- **WHAT YOU WILL DO**
Copy every line of the data that includes the string "tơng".

- **RECORDS SUPPLIED**
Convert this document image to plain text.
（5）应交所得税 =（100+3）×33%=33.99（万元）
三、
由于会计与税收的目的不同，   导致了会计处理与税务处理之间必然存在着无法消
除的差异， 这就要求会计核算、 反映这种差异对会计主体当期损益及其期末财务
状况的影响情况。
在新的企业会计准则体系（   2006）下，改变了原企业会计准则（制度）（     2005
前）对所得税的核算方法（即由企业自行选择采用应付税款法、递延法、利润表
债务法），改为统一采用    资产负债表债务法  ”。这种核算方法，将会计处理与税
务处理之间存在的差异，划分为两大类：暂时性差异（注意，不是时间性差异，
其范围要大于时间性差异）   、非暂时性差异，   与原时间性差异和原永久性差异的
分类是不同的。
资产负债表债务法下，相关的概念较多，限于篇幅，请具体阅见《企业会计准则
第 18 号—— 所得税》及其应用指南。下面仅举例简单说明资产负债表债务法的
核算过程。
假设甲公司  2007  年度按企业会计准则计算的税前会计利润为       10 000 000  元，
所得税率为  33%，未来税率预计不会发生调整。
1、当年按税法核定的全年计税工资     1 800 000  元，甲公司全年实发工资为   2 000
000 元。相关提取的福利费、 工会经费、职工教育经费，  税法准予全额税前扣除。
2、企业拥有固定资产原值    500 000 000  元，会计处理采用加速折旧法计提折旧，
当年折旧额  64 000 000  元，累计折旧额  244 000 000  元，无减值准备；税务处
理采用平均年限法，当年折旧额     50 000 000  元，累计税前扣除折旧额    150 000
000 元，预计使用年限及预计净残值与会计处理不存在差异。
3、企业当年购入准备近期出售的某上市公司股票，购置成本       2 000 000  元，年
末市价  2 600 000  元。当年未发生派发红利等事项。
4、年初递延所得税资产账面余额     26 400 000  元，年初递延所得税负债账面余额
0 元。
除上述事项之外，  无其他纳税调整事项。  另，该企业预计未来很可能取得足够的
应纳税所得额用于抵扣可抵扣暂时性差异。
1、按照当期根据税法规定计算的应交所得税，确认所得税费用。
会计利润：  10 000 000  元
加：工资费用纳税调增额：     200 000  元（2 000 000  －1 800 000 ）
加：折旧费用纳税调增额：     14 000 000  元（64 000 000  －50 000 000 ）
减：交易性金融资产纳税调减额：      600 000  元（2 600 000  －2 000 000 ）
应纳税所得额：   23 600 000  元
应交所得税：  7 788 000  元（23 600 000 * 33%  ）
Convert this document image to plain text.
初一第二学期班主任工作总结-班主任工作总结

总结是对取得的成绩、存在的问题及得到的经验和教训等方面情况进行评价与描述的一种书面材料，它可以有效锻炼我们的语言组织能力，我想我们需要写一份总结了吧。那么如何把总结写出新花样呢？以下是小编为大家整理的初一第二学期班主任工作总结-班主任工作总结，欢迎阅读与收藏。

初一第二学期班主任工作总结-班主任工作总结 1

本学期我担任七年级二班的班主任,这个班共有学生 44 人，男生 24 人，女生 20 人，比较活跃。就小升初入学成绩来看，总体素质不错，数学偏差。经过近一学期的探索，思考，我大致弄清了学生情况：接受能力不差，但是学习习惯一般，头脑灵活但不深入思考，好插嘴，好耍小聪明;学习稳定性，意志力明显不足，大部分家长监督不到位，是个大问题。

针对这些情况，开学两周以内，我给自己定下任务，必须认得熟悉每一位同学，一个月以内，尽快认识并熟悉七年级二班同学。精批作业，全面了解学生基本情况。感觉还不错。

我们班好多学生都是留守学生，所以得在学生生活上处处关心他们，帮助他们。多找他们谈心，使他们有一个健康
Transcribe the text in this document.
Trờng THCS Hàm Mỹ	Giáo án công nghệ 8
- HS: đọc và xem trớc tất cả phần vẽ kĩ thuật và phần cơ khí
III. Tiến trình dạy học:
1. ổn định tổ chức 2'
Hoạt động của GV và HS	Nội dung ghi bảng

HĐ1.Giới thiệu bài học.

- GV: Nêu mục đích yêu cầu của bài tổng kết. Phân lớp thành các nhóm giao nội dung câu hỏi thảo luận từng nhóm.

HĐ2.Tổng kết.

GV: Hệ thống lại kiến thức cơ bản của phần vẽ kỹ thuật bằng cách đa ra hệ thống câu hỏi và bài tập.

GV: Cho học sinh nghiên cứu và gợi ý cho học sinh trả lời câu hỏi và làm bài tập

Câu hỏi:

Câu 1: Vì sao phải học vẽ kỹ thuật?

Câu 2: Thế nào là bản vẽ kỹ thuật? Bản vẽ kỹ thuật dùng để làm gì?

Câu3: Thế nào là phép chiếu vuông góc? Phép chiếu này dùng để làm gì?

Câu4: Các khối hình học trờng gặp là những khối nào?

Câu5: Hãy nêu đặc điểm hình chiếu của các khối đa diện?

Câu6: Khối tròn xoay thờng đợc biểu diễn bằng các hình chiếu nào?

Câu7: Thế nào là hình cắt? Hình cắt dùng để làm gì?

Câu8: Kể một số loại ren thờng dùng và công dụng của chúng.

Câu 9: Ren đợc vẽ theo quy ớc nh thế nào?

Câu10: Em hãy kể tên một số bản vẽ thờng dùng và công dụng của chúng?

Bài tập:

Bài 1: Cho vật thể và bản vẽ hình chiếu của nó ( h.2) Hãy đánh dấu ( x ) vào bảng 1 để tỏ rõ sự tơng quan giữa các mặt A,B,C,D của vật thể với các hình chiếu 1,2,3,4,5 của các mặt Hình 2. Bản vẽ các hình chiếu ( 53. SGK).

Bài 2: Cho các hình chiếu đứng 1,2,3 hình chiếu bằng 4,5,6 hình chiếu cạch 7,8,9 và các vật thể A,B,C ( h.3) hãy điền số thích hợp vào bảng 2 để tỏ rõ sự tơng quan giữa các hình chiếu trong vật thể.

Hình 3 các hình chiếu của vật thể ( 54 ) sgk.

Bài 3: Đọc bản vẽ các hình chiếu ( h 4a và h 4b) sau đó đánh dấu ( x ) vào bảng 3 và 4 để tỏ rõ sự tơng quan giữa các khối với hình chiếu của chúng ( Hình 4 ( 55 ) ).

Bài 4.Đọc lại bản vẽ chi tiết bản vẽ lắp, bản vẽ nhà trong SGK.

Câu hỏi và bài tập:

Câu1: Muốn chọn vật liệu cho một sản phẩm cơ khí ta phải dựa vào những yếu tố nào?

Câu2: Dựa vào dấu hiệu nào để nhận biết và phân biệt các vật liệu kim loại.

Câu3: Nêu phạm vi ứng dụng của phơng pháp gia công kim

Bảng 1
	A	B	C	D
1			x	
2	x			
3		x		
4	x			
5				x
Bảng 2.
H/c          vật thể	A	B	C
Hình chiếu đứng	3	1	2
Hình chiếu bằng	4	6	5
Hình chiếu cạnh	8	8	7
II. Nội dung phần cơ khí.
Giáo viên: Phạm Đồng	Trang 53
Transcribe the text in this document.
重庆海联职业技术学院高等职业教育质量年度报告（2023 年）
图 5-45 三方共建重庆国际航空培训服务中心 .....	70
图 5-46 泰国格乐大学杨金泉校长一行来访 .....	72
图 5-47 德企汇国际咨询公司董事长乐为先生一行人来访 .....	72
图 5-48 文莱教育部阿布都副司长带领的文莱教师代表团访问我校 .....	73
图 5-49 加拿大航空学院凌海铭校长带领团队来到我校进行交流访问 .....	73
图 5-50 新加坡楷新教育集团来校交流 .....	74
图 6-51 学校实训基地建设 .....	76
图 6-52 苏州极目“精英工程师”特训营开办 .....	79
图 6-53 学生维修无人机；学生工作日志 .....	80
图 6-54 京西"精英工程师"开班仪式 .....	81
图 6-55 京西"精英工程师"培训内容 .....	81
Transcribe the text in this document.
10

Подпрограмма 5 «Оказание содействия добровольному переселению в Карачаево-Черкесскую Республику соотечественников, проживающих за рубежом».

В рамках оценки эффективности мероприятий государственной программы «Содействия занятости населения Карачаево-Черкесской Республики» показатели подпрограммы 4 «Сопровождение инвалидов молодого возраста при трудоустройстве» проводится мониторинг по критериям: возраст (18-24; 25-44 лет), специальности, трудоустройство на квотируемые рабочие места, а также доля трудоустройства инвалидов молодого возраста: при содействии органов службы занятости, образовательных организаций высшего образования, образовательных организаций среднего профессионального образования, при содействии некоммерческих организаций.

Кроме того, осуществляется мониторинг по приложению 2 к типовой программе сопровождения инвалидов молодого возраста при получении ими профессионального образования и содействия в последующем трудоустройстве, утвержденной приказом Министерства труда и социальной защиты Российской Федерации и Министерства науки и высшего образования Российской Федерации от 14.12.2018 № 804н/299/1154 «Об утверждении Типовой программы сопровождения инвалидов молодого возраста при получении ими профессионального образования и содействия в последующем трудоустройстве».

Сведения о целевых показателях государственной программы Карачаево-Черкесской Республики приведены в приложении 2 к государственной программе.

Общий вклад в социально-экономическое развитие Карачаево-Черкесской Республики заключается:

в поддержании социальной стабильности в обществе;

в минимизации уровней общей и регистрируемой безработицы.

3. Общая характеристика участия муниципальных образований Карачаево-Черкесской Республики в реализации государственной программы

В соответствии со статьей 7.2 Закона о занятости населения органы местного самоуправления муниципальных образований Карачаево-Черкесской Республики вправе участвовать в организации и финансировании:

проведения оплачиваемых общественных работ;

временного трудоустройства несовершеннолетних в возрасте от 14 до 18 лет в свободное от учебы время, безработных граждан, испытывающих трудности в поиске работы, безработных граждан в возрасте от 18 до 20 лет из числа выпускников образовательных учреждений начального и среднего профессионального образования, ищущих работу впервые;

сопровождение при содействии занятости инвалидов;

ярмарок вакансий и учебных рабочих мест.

- **SOLUTION TO THE EXERCISE**
Bài 1: Cho vật thể và bản vẽ hình chiếu của nó ( h.2) Hãy đánh dấu ( x ) vào bảng 1 để tỏ rõ sự tơng quan giữa các mặt A,B,C,D của vật thể với các hình chiếu 1,2,3,4,5 của các mặt Hình 2. Bản vẽ các hình chiếu ( 53. SGK).
Bài 2: Cho các hình chiếu đứng 1,2,3 hình chiếu bằng 4,5,6 hình chiếu cạch 7,8,9 và các vật thể A,B,C ( h.3) hãy điền số thích hợp vào bảng 2 để tỏ rõ sự tơng quan giữa các hình chiếu trong vật thể.
Bài 3: Đọc bản vẽ các hình chiếu ( h 4a và h 4b) sau đó đánh dấu ( x ) vào bảng 3 và 4 để tỏ rõ sự tơng quan giữa các khối với hình chiếu của chúng ( Hình 4 ( 55 ) ).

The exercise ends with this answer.